Chronique de AMR

Un thriller magistral… Des destins croisés autour de la disparition d’une femme dans une région isolée où les hommes et les femmes gardent jalousement leurs rêves et leurs secrets tandis qu’à l’autre bout du monde, des liens se nouent et s’attachent autour d’autres désirs.
Les personnages, après avoir crevé l’écran (Cf. l’adaptation cinématographique), se sont imposés à moi dans une polyphonie angoissante, une alternance de points de vue qui s’imbriquent à la manière d’un puzzle fatal… Chacun parle à sa manière et l’auteur a su donner à chacun(e) une réelle identité, une personnalité attachante et une véritable présence : une assistante sociale mal dans son couple, son amant, vieux garçon solitaire, une jeune femme complètement perdue, le mari de l’assistante sociale aux prises avec son exploitation, ses rêves brisés et son mal-être, un « brouteur » africain… Tout sonnait juste dans un effet de réel tragique et inéluctable… une mécanique, huilée, parfaite…
Je n’avais pas vu passer les deux heures que dure le film… Le livre m’a autant, si ce n’est plus, captivée, embarquée, malmenée… Je n’étais plus incrédule mais toujours subjuguée… Tous ces JE résonnent, convainquent. On ne peut qu’être admiratif(ve) face à une telle maîtrise de l’action, du suspense mais aussi de la psychologie des personnages.

* **Données brutes**:
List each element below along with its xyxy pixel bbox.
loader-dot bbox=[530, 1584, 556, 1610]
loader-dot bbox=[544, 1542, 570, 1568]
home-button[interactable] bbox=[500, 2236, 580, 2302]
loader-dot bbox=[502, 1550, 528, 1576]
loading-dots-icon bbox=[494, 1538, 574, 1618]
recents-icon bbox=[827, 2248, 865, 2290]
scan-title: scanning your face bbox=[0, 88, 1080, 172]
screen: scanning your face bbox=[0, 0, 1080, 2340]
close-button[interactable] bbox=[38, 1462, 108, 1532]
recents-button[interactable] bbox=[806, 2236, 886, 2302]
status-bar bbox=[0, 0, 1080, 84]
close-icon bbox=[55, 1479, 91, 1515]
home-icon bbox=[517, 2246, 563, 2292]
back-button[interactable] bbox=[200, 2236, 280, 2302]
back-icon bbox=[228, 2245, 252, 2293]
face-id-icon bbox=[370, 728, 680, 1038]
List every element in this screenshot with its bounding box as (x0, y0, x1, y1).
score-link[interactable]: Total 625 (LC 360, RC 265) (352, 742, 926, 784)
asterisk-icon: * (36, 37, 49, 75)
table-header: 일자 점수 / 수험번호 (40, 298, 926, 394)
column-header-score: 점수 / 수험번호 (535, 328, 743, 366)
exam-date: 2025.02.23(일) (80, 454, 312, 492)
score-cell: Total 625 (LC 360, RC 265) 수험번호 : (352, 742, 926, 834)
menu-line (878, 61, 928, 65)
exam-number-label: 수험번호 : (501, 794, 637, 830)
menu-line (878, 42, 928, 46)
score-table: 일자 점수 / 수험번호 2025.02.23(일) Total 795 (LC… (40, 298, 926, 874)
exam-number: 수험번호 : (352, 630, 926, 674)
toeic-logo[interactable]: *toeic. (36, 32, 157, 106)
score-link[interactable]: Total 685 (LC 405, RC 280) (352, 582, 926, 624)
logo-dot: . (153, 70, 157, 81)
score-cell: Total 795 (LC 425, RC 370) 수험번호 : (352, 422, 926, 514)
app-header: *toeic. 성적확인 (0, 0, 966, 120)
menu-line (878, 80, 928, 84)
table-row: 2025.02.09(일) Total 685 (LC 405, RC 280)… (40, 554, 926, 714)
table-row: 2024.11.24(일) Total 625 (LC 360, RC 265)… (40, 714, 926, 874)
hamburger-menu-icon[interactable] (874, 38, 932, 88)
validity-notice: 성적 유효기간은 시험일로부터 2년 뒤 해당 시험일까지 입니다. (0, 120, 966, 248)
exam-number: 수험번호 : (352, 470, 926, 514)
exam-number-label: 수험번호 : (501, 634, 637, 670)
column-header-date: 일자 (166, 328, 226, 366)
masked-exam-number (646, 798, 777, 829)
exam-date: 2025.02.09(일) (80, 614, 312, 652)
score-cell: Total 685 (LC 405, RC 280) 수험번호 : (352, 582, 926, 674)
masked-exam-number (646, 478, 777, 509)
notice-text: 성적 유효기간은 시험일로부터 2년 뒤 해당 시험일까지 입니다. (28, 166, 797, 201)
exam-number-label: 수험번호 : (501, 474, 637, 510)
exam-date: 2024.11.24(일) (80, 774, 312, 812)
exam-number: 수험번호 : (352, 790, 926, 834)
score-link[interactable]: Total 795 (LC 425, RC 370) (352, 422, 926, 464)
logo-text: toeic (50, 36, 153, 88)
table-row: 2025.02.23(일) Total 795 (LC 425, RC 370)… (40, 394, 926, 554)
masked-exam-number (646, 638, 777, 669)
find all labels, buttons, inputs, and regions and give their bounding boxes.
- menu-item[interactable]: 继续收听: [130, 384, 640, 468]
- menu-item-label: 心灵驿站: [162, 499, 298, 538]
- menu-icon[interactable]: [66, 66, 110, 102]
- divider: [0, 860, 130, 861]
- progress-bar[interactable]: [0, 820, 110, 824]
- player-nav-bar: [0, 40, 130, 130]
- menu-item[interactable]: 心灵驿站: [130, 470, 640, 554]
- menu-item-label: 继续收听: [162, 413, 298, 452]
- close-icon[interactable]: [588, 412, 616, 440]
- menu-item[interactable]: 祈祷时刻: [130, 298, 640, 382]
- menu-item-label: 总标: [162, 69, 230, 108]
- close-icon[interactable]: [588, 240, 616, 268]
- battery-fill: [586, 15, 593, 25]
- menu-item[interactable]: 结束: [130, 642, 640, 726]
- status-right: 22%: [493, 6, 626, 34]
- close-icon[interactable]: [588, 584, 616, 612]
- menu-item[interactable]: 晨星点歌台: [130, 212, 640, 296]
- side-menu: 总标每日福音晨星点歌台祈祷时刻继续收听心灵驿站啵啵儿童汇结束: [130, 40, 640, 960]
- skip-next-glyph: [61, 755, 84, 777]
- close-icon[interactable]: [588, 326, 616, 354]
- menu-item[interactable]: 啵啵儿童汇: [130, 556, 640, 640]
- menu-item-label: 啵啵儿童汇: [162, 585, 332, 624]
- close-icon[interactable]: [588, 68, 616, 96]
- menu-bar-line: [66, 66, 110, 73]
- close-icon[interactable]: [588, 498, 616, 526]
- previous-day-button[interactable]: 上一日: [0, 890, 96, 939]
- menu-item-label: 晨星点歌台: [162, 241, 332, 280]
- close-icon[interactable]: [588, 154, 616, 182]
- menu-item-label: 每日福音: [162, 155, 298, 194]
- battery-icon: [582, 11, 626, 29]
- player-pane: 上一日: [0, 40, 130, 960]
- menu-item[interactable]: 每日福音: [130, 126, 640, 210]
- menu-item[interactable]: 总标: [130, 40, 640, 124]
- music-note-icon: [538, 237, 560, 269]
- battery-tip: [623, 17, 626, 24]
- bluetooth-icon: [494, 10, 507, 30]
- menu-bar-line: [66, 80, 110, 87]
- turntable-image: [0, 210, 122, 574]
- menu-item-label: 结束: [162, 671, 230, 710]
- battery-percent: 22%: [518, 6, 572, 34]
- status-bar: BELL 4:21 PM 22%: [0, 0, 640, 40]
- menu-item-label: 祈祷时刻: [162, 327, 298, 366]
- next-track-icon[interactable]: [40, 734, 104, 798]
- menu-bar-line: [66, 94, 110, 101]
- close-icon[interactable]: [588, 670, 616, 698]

* **Consigne**: Pour chaque affirmation ci-après, précisez par oui ou par non si elle concorde avec la chronique, puis citez textuellement les mots qui tranchent. (a) Le film dure deux heures. (b) L'amant de l'assistante sociale est un homme marié. (c) Selon la chronique, le livre captive moins que le film. Cette liste provient d'une source distincte de la chronique.

* **Réponse complète**:
(a) Oui : « les deux heures que dure le film ».
(b) Non : « son amant, vieux garçon solitaire ».
(c) Non : « Le livre m’a autant, si ce n’est plus, captivée ».